- **Problem description**
Isolate every line in the records below with "name" in it.

- **Extracted entries**
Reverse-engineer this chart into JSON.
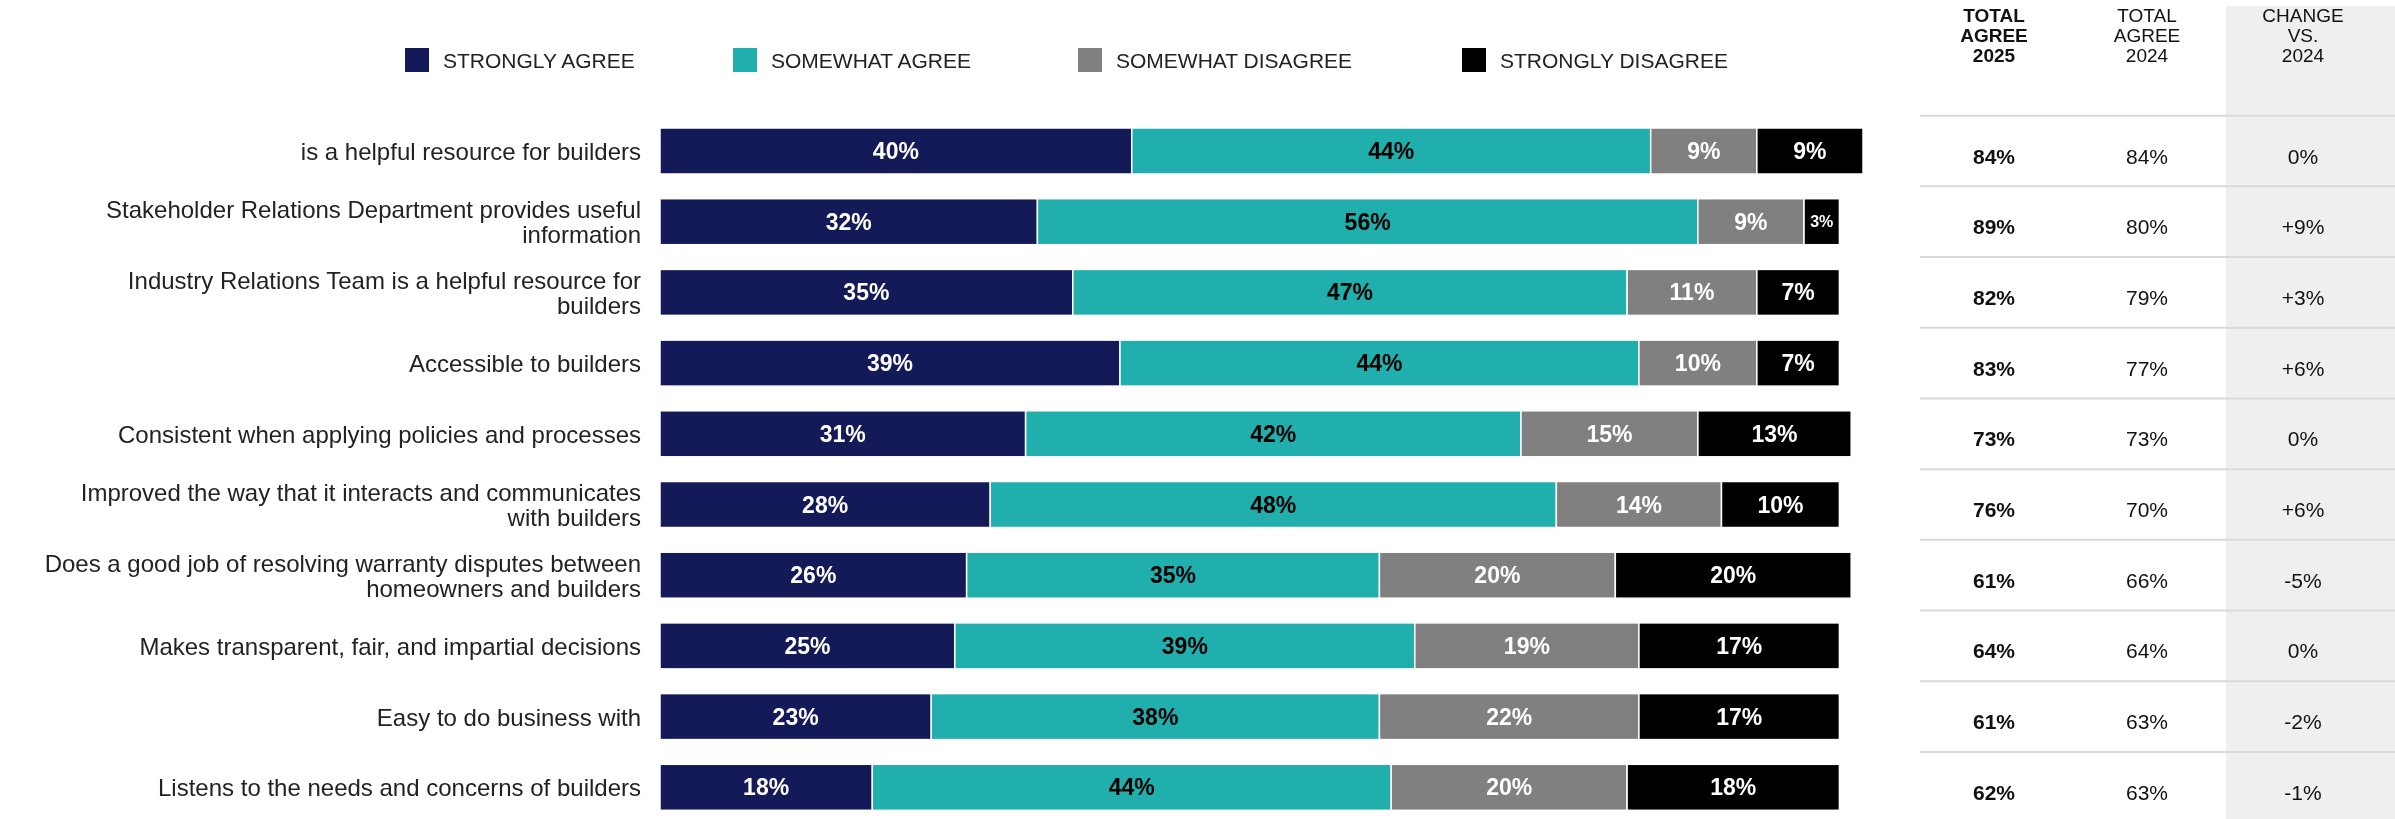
{
  "chart_data": [
    {
      "type": "bar",
      "orientation": "horizontal",
      "stacked": true,
      "legend": "top",
      "categories": [
        "is a helpful resource for builders",
        "Stakeholder Relations Department provides useful information",
        "Industry Relations Team is a helpful resource for builders",
        "Accessible to builders",
        "Consistent when applying policies and processes",
        "Improved the way that it interacts and communicates with builders",
        "Does a good job of resolving warranty disputes between homeowners and builders",
        "Makes transparent, fair, and impartial decisions",
        "Easy to do business with",
        "Listens to the needs and concerns of builders"
      ],
      "series": [
        {
          "name": "STRONGLY AGREE",
          "color": "#141a57",
          "values": [
            40,
            32,
            35,
            39,
            31,
            28,
            26,
            25,
            23,
            18
          ],
          "value_labels": [
            "40%",
            "32%",
            "35%",
            "39%",
            "31%",
            "28%",
            "26%",
            "25%",
            "23%",
            "18%"
          ]
        },
        {
          "name": "SOMEWHAT AGREE",
          "color": "#20afac",
          "values": [
            44,
            56,
            47,
            44,
            42,
            48,
            35,
            39,
            38,
            44
          ],
          "value_labels": [
            "44%",
            "56%",
            "47%",
            "44%",
            "42%",
            "48%",
            "35%",
            "39%",
            "38%",
            "44%"
          ]
        },
        {
          "name": "SOMEWHAT DISAGREE",
          "color": "#808080",
          "values": [
            9,
            9,
            11,
            10,
            15,
            14,
            20,
            19,
            22,
            20
          ],
          "value_labels": [
            "9%",
            "9%",
            "11%",
            "10%",
            "15%",
            "14%",
            "20%",
            "19%",
            "22%",
            "20%"
          ]
        },
        {
          "name": "STRONGLY DISAGREE",
          "color": "#000000",
          "values": [
            9,
            3,
            7,
            7,
            13,
            10,
            20,
            17,
            17,
            18
          ],
          "value_labels": [
            "9%",
            "3%",
            "7%",
            "7%",
            "13%",
            "10%",
            "20%",
            "17%",
            "17%",
            "18%"
          ]
        }
      ]
    },
    {
      "type": "other",
      "annotations": [
        "TOTAL AGREE 2025",
        "TOTAL AGREE 2024",
        "CHANGE VS. 2024",
        "84%",
        "84%",
        "0%",
        "89%",
        "80%",
        "+9%",
        "82%",
        "79%",
        "+3%",
        "83%",
        "77%",
        "+6%",
        "73%",
        "73%",
        "0%",
        "76%",
        "70%",
        "+6%",
        "61%",
        "66%",
        "-5%",
        "64%",
        "64%",
        "0%",
        "61%",
        "63%",
        "-2%",
        "62%",
        "63%",
        "-1%"
      ]
    }
  ]
}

- **Result of this exercise**
          "name": "STRONGLY AGREE",
          "name": "SOMEWHAT AGREE",
          "name": "SOMEWHAT DISAGREE",
          "name": "STRONGLY DISAGREE",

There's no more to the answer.